- WHAT THE EXERCISE ASKS
Give only the number of lines that include the string "more".

◆ ◆ ◆ ◆ ◆ ◆ ◆

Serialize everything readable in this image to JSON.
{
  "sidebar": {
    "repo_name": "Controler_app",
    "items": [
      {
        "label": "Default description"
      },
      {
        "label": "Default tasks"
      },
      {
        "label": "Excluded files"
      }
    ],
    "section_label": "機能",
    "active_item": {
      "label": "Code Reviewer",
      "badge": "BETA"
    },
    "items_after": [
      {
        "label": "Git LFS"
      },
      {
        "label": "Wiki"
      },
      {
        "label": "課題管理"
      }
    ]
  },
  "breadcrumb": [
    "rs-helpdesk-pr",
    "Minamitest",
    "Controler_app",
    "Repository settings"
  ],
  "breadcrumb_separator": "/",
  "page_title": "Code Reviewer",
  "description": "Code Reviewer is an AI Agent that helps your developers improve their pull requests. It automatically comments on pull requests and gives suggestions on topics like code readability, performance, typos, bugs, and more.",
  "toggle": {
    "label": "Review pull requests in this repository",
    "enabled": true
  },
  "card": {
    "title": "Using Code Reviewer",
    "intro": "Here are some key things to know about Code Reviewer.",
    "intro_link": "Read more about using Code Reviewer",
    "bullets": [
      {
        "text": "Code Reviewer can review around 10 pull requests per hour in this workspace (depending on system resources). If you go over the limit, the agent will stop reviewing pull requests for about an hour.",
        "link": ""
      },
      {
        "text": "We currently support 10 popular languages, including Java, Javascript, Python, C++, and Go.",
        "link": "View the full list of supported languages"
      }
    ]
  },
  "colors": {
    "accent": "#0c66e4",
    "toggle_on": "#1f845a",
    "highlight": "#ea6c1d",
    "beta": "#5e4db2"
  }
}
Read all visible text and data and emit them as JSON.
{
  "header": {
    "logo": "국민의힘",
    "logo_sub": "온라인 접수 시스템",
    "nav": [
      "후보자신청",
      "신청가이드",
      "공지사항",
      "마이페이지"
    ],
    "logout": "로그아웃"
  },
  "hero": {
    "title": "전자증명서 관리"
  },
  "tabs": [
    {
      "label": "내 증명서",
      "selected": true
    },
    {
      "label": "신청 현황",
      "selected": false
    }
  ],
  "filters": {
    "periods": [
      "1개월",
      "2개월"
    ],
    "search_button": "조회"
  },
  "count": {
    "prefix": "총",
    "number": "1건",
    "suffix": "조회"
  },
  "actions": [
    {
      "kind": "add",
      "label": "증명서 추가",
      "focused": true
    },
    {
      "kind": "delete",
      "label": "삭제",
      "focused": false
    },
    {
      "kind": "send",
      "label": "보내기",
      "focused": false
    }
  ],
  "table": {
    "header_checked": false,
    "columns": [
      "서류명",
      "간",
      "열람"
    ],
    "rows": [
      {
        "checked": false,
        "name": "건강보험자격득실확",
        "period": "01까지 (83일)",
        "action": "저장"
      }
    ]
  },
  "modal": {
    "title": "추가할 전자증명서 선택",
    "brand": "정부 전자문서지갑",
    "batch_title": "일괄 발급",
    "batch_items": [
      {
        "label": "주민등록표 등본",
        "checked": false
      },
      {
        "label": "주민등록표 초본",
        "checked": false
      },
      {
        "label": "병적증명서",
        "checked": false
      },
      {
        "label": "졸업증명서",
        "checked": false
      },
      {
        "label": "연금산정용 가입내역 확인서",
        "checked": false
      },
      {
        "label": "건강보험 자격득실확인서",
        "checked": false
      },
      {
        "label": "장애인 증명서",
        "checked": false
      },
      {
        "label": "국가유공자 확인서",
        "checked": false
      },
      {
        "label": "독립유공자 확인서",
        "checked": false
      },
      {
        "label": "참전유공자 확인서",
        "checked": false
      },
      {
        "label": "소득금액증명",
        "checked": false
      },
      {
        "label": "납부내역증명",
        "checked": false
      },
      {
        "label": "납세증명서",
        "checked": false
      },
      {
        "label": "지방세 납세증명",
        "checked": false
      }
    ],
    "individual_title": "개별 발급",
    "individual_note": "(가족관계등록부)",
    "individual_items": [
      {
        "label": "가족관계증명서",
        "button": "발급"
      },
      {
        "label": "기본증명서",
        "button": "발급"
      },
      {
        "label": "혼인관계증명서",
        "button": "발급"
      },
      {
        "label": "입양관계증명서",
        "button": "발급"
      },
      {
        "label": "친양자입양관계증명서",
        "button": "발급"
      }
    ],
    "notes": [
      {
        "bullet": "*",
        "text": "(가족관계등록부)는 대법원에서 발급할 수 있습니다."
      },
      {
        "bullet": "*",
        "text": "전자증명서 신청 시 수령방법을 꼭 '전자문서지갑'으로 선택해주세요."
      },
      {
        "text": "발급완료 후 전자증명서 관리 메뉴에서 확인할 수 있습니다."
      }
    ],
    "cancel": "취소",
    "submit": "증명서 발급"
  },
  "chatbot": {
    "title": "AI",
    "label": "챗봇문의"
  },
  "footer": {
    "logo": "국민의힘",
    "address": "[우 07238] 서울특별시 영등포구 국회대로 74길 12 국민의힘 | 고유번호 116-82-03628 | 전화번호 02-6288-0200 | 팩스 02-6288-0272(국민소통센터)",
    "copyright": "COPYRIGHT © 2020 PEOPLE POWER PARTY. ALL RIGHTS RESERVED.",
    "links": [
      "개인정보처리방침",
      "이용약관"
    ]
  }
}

◆ ◆ ◆ ◆ ◆ ◆ ◆

- FINAL RESULT
2